### Given instruction
Copy every line of the following data that includes the string "JSON".

### Supplied data
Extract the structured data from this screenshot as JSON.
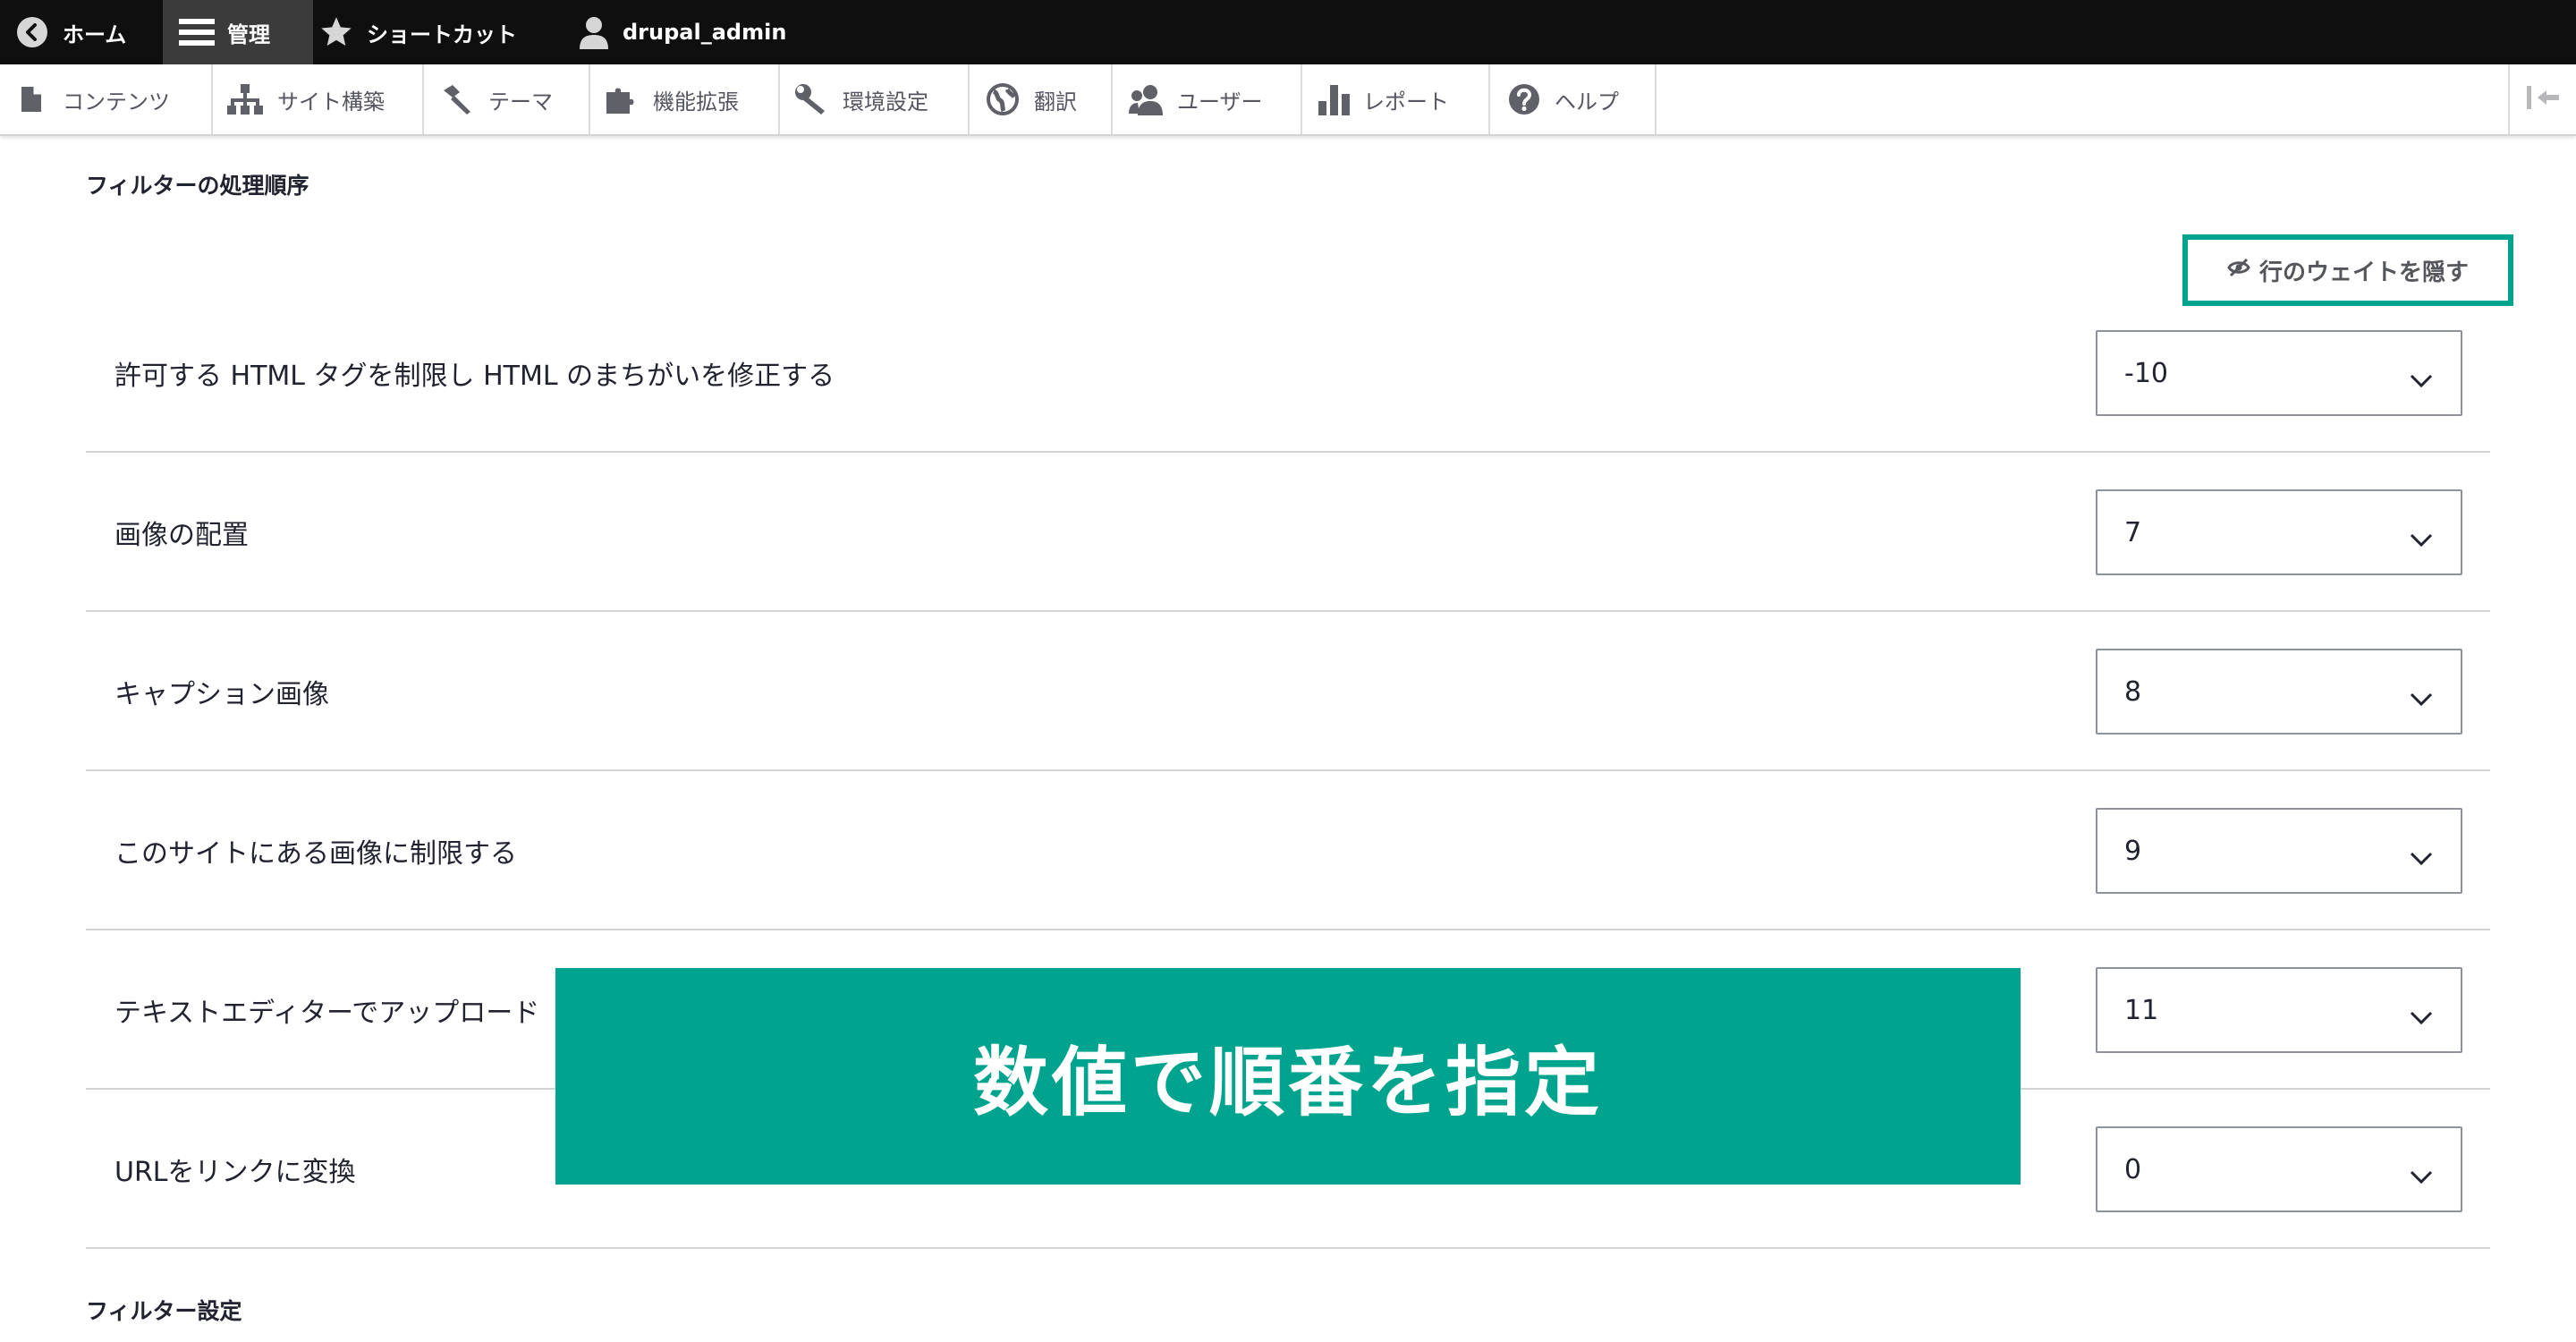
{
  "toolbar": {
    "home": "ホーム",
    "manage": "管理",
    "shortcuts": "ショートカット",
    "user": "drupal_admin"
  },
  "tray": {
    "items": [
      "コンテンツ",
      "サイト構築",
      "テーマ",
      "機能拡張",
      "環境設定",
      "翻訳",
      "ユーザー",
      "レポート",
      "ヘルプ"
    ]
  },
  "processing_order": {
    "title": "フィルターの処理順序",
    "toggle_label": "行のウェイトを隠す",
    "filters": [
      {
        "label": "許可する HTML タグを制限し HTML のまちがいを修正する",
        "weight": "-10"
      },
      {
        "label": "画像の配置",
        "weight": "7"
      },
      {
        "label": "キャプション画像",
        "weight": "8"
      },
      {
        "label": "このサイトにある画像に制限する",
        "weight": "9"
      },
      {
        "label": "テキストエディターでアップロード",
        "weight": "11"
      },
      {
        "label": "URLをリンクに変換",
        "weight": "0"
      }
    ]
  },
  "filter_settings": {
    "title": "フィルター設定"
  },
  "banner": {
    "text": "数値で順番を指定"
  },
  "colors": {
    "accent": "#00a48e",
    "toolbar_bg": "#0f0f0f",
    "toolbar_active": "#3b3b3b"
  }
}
...
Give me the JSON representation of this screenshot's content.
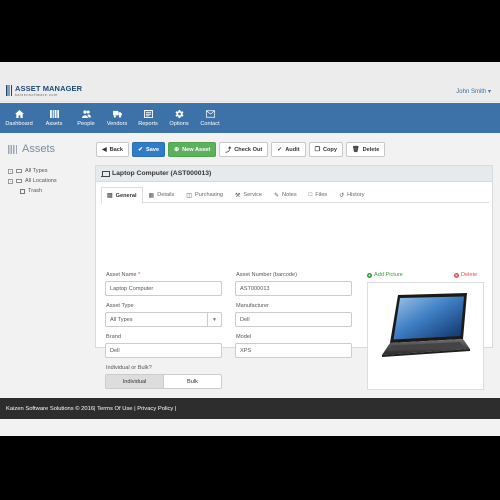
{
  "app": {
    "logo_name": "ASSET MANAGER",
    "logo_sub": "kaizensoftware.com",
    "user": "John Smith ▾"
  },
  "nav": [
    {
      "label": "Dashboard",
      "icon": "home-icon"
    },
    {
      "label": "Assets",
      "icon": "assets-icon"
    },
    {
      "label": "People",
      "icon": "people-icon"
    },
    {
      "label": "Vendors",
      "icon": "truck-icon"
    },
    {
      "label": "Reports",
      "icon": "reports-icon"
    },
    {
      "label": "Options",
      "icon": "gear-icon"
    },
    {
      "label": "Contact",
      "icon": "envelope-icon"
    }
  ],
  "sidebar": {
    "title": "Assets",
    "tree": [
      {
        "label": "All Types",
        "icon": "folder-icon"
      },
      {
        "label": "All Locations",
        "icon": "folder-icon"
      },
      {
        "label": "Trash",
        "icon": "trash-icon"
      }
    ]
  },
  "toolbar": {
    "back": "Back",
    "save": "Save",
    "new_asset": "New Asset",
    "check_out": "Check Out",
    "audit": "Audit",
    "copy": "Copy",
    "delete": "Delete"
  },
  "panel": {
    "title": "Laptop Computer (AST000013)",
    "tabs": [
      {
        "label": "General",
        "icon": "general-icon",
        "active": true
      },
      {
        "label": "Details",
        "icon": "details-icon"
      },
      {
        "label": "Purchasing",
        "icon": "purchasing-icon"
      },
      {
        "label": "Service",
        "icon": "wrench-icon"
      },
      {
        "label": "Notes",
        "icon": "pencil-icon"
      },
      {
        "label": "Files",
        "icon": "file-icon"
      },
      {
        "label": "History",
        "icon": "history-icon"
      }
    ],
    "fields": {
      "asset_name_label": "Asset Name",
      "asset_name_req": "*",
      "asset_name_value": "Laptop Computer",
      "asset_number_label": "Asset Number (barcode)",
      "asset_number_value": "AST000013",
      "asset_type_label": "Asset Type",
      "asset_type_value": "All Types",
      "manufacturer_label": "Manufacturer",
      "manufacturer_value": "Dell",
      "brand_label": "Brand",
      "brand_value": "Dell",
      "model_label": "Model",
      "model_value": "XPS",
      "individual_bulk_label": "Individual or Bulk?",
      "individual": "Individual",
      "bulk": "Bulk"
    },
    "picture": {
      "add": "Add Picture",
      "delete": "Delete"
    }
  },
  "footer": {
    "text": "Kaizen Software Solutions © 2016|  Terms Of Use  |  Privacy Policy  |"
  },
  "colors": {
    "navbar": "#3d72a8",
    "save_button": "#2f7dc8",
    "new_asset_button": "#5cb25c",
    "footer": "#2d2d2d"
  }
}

### Result
Extract the structured data from this screenshot as JSON.
Give me the JSON representation of this screenshot's content.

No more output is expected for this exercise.